Omit the images, then output each of the records below exactly.

RECORDS FOR THIS EXERCISE –
-------------------------

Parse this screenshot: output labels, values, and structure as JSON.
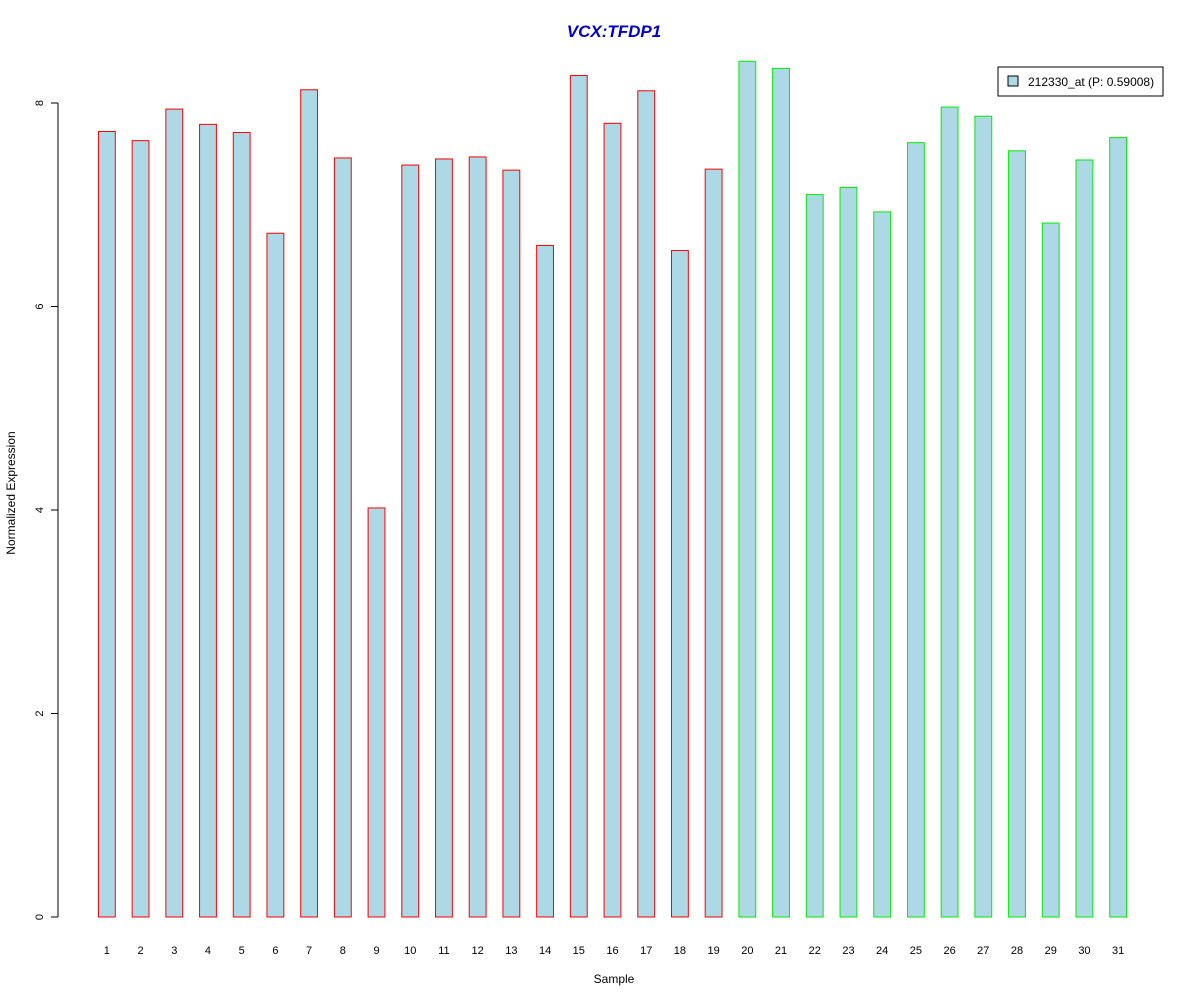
{
  "chart_data": {
    "type": "bar",
    "title": "VCX:TFDP1",
    "xlabel": "Sample",
    "ylabel": "Normalized Expression",
    "categories": [
      "1",
      "2",
      "3",
      "4",
      "5",
      "6",
      "7",
      "8",
      "9",
      "10",
      "11",
      "12",
      "13",
      "14",
      "15",
      "16",
      "17",
      "18",
      "19",
      "20",
      "21",
      "22",
      "23",
      "24",
      "25",
      "26",
      "27",
      "28",
      "29",
      "30",
      "31"
    ],
    "series": [
      {
        "name": "212330_at (P: 0.59008)",
        "values": [
          7.72,
          7.63,
          7.94,
          7.79,
          7.71,
          6.72,
          8.13,
          7.46,
          4.02,
          7.39,
          7.45,
          7.47,
          7.34,
          6.6,
          8.27,
          7.8,
          8.12,
          6.55,
          7.35,
          8.41,
          8.34,
          7.1,
          7.17,
          6.93,
          7.61,
          7.96,
          7.87,
          7.53,
          6.82,
          7.44,
          7.66
        ]
      }
    ],
    "group_colors": [
      "#ff0000",
      "#ff0000",
      "#ff0000",
      "#ff0000",
      "#ff0000",
      "#ff0000",
      "#ff0000",
      "#ff0000",
      "#ff0000",
      "#ff0000",
      "#ff0000",
      "#ff0000",
      "#ff0000",
      "#ff0000",
      "#ff0000",
      "#ff0000",
      "#ff0000",
      "#ff0000",
      "#ff0000",
      "#00ee00",
      "#00ee00",
      "#00ee00",
      "#00ee00",
      "#00ee00",
      "#00ee00",
      "#00ee00",
      "#00ee00",
      "#00ee00",
      "#00ee00",
      "#00ee00",
      "#00ee00"
    ],
    "bar_fill": "#add8e6",
    "title_color": "#0000cd",
    "yticks": [
      0,
      2,
      4,
      6,
      8
    ],
    "ylim": [
      0,
      8.5
    ],
    "grid": false,
    "legend_position": "top-right"
  }
}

-------------------------

FINISHED TASK –
Parse this screenshot: output labels, values, and structure as JSON.
{
  "chart_data": {
    "type": "bar",
    "title": "VCX:TFDP1",
    "xlabel": "Sample",
    "ylabel": "Normalized Expression",
    "categories": [
      "1",
      "2",
      "3",
      "4",
      "5",
      "6",
      "7",
      "8",
      "9",
      "10",
      "11",
      "12",
      "13",
      "14",
      "15",
      "16",
      "17",
      "18",
      "19",
      "20",
      "21",
      "22",
      "23",
      "24",
      "25",
      "26",
      "27",
      "28",
      "29",
      "30",
      "31"
    ],
    "series": [
      {
        "name": "212330_at (P: 0.59008)",
        "values": [
          7.72,
          7.63,
          7.94,
          7.79,
          7.71,
          6.72,
          8.13,
          7.46,
          4.02,
          7.39,
          7.45,
          7.47,
          7.34,
          6.6,
          8.27,
          7.8,
          8.12,
          6.55,
          7.35,
          8.41,
          8.34,
          7.1,
          7.17,
          6.93,
          7.61,
          7.96,
          7.87,
          7.53,
          6.82,
          7.44,
          7.66
        ]
      }
    ],
    "group_colors": [
      "#ff0000",
      "#ff0000",
      "#ff0000",
      "#ff0000",
      "#ff0000",
      "#ff0000",
      "#ff0000",
      "#ff0000",
      "#ff0000",
      "#ff0000",
      "#ff0000",
      "#ff0000",
      "#ff0000",
      "#ff0000",
      "#ff0000",
      "#ff0000",
      "#ff0000",
      "#ff0000",
      "#ff0000",
      "#00ee00",
      "#00ee00",
      "#00ee00",
      "#00ee00",
      "#00ee00",
      "#00ee00",
      "#00ee00",
      "#00ee00",
      "#00ee00",
      "#00ee00",
      "#00ee00",
      "#00ee00"
    ],
    "bar_fill": "#add8e6",
    "title_color": "#0000cd",
    "yticks": [
      0,
      2,
      4,
      6,
      8
    ],
    "ylim": [
      0,
      8.5
    ],
    "grid": false,
    "legend_position": "top-right"
  }
}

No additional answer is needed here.